■ Records:
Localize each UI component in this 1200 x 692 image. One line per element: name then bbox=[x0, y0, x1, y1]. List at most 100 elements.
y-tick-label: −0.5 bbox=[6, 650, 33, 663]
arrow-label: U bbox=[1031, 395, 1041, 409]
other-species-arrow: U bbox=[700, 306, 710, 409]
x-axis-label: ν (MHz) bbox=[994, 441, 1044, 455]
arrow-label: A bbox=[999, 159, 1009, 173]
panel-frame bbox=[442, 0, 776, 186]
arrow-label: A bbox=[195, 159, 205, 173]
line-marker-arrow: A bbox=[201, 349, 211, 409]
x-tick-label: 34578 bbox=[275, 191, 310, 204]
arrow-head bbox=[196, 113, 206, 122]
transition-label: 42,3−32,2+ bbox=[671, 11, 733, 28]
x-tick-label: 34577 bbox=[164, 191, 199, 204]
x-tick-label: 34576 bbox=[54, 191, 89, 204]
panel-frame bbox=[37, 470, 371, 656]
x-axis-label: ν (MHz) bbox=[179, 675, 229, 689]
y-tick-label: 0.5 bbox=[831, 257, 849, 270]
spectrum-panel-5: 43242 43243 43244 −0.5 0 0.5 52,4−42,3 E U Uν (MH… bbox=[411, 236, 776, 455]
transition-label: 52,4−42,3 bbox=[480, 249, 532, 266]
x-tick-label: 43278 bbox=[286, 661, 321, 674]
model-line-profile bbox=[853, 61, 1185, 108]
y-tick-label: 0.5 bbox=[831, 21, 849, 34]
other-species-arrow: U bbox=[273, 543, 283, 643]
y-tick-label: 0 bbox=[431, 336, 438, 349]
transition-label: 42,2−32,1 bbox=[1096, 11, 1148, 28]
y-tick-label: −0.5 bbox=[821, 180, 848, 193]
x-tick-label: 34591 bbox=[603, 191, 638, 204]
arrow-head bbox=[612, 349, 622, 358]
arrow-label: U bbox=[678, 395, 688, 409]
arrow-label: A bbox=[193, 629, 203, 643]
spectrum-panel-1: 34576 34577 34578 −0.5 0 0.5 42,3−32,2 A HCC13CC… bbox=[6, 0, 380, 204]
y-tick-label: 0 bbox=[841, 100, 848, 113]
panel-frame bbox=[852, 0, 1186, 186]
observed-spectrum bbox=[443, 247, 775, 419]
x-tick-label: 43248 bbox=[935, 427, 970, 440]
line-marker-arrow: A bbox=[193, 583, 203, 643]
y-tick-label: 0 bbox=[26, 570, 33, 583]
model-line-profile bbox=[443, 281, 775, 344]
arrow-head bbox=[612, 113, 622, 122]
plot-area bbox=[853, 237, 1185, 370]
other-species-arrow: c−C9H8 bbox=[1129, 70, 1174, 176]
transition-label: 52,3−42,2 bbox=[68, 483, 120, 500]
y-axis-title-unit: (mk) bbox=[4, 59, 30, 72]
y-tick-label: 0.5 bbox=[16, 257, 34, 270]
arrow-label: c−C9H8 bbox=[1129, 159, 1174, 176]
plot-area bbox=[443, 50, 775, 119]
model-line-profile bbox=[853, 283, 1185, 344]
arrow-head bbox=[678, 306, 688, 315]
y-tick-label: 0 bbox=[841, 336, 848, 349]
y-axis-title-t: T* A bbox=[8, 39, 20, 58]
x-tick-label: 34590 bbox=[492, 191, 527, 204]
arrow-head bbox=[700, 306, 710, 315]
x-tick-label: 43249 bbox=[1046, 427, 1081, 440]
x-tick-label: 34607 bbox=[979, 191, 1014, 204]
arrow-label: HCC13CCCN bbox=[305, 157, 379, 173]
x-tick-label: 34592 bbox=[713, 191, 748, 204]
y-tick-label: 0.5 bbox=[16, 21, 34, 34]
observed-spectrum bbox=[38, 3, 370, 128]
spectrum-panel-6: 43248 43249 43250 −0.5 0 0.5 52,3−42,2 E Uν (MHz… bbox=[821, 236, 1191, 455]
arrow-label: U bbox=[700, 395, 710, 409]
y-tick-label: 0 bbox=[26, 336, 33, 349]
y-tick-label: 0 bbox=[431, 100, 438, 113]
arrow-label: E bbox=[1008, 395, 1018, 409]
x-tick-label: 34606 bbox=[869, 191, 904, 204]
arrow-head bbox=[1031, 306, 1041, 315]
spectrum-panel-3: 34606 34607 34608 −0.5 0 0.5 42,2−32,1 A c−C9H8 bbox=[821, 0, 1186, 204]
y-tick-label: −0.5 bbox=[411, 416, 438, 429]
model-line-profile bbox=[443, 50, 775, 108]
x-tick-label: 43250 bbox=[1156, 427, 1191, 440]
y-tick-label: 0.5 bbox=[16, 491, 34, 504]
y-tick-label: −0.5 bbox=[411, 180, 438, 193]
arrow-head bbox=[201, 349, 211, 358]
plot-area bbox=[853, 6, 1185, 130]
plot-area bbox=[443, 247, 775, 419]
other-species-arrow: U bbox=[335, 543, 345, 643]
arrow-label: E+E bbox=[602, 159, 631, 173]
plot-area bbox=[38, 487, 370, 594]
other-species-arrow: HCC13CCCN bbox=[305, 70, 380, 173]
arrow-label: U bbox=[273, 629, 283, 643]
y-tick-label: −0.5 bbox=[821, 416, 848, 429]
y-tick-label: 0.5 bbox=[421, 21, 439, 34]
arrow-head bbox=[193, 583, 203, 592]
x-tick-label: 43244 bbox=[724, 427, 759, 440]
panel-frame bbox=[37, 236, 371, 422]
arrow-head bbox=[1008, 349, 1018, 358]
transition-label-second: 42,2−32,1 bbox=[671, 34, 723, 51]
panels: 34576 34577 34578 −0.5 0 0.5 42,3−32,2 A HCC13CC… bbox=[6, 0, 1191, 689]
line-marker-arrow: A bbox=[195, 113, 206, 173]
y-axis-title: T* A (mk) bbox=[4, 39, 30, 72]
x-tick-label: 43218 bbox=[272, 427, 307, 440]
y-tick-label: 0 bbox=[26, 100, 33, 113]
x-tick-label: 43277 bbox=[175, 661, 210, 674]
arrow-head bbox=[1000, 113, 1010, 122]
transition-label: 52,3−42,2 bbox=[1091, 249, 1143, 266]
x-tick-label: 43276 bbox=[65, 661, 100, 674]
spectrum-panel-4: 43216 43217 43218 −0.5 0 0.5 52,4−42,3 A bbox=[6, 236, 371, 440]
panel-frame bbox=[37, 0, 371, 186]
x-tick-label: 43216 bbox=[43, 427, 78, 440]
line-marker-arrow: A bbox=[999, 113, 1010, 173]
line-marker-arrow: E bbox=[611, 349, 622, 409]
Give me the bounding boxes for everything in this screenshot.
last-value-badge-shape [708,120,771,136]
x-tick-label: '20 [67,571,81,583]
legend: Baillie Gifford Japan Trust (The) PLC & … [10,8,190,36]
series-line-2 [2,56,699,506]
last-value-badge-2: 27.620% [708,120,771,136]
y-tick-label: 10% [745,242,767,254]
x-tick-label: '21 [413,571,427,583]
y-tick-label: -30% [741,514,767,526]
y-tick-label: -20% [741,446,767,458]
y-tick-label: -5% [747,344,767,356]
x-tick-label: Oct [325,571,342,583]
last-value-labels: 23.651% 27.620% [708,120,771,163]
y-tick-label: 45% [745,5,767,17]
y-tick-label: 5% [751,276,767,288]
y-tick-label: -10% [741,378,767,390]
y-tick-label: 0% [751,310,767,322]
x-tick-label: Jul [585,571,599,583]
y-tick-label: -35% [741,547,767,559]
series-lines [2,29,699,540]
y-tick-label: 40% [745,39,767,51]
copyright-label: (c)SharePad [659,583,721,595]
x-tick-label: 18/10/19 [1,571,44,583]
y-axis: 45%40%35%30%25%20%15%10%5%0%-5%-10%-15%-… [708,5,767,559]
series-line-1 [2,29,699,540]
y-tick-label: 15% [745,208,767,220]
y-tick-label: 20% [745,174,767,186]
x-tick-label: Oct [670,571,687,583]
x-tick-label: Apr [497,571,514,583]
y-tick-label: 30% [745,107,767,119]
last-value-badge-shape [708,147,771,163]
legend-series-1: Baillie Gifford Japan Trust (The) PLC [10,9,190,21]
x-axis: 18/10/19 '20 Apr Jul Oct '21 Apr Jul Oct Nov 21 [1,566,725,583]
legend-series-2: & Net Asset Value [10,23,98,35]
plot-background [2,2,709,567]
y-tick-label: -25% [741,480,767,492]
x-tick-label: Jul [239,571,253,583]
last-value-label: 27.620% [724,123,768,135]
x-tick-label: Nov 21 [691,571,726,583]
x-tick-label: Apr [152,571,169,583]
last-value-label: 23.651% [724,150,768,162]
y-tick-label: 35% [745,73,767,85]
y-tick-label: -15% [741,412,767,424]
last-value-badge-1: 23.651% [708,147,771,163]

■ Written problem: Update the data from its first line through the line that contains "arrow-label: A bbox=[999, 159, 1009, 173]", and give those lines again with "arrow-label" changed to "arrow-tag" and everything else left as it is.

■ Answer:
Localize each UI component in this 1200 x 692 image. One line per element: name then bbox=[x0, y0, x1, y1]. List at most 100 elements.
y-tick-label: −0.5 bbox=[6, 650, 33, 663]
arrow-tag: U bbox=[1031, 395, 1041, 409]
other-species-arrow: U bbox=[700, 306, 710, 409]
x-axis-label: ν (MHz) bbox=[994, 441, 1044, 455]
arrow-tag: A bbox=[999, 159, 1009, 173]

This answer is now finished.